* Given task *
Copy out all lines that carry the word "Month".

* The input *

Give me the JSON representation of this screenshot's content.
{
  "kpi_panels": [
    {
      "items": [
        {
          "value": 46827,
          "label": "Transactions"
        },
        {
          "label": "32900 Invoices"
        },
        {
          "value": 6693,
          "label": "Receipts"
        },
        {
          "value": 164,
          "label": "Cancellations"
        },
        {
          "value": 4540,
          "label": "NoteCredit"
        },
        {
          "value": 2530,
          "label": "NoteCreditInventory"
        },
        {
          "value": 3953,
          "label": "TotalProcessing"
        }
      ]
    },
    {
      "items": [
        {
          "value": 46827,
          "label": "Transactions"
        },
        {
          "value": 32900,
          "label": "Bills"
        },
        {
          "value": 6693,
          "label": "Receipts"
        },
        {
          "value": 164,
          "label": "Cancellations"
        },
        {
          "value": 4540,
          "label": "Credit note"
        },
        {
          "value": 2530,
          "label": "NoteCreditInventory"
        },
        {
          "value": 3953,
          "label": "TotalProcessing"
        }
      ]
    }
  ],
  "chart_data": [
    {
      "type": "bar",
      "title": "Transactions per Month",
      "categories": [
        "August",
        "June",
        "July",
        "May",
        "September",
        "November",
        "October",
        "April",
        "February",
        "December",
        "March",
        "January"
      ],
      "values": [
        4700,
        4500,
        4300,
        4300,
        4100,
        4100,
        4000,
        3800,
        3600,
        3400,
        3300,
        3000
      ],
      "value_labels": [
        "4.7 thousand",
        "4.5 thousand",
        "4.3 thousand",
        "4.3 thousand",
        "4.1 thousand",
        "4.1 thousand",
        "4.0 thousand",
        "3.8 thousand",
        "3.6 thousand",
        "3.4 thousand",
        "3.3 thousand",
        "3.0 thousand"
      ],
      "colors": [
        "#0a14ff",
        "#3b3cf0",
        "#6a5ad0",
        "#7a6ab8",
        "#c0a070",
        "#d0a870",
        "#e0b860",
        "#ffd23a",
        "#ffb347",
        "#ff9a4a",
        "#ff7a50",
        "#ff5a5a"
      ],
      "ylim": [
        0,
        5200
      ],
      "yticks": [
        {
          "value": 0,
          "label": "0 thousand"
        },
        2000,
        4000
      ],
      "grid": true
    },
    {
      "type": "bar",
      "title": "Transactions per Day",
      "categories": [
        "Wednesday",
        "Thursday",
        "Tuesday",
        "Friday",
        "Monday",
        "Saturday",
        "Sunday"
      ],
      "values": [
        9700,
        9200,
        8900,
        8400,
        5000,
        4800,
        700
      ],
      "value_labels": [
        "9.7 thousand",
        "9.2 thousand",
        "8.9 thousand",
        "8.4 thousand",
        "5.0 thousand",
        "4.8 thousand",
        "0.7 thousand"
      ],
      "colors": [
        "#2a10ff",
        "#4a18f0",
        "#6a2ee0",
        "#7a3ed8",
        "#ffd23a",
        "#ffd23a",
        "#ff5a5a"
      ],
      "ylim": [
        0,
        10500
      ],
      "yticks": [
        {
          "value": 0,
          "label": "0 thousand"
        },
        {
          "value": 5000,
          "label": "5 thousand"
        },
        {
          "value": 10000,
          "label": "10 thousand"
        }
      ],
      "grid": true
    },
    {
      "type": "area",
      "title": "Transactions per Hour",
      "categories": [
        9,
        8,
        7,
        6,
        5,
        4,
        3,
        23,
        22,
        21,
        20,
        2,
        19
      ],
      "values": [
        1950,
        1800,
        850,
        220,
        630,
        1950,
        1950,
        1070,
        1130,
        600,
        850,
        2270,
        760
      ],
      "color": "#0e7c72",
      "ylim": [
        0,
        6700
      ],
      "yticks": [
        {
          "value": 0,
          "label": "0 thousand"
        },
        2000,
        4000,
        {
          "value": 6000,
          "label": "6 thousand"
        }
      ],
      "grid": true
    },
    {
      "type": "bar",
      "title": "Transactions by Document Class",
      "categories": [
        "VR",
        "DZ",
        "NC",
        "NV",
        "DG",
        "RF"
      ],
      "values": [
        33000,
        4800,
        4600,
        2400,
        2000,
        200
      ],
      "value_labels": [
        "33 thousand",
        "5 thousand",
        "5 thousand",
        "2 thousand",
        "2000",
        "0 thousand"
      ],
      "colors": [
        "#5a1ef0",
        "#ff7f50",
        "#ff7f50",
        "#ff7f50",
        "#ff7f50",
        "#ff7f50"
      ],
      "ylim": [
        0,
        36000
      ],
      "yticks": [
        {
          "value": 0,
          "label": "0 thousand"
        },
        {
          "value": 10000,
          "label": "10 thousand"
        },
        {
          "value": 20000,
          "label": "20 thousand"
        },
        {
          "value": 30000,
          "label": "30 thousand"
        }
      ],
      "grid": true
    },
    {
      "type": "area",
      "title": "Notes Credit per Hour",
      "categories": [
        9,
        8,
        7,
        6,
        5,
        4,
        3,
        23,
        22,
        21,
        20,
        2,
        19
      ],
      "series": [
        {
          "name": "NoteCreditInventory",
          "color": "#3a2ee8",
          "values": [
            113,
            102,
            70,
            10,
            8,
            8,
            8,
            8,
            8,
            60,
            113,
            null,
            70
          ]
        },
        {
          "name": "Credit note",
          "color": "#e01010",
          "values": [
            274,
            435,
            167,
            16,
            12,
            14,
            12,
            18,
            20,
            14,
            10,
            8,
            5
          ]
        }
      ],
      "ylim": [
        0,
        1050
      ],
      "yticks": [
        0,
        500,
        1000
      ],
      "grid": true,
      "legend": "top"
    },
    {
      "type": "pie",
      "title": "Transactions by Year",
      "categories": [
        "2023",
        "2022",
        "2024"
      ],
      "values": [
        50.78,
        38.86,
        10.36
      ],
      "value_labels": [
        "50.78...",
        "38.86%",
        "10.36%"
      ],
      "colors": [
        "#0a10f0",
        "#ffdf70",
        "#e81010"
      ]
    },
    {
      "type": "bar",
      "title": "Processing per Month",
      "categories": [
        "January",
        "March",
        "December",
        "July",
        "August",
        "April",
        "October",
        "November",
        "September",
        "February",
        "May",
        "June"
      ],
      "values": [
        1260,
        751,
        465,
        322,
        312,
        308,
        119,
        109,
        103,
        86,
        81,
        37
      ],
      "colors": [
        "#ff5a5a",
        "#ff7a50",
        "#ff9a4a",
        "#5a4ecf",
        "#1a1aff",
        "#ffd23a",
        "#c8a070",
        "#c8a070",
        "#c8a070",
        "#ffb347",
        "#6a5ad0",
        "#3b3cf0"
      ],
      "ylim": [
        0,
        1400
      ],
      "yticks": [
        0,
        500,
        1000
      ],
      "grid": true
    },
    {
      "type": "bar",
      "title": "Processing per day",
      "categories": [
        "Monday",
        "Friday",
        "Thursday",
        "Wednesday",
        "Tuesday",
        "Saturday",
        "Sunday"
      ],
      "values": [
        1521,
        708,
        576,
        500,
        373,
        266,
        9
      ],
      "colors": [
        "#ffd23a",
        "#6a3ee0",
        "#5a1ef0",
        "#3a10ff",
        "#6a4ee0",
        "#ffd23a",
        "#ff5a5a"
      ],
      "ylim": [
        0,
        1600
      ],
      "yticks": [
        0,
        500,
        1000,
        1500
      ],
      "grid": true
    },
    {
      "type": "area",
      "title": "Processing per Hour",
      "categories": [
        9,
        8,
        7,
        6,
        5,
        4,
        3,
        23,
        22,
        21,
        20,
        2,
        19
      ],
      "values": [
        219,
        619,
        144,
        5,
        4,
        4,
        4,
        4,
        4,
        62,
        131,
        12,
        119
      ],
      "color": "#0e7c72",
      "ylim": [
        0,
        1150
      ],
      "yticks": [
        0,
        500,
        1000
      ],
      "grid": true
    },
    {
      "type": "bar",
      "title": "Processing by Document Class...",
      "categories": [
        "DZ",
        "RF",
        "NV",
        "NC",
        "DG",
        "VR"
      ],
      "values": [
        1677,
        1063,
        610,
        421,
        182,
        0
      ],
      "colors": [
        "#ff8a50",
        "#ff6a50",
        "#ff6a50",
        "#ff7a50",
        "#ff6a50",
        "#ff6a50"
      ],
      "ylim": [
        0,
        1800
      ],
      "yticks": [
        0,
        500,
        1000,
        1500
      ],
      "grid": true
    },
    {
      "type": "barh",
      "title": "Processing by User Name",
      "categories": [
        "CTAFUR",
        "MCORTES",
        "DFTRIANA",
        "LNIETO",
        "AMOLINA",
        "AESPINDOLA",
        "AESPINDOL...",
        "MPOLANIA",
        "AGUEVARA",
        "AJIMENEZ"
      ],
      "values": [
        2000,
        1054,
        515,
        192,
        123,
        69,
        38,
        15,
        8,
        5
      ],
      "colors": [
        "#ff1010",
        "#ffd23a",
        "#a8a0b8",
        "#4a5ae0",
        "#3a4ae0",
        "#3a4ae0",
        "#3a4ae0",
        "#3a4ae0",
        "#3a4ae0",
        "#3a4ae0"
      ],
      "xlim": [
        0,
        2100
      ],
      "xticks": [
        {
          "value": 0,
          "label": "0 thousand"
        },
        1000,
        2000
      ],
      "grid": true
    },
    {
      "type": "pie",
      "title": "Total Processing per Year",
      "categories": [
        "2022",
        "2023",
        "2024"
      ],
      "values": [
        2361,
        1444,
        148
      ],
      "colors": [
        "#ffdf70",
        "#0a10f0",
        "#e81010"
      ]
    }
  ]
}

* The reply *
      "title": "Transactions per Month",
      "title": "Processing per Month",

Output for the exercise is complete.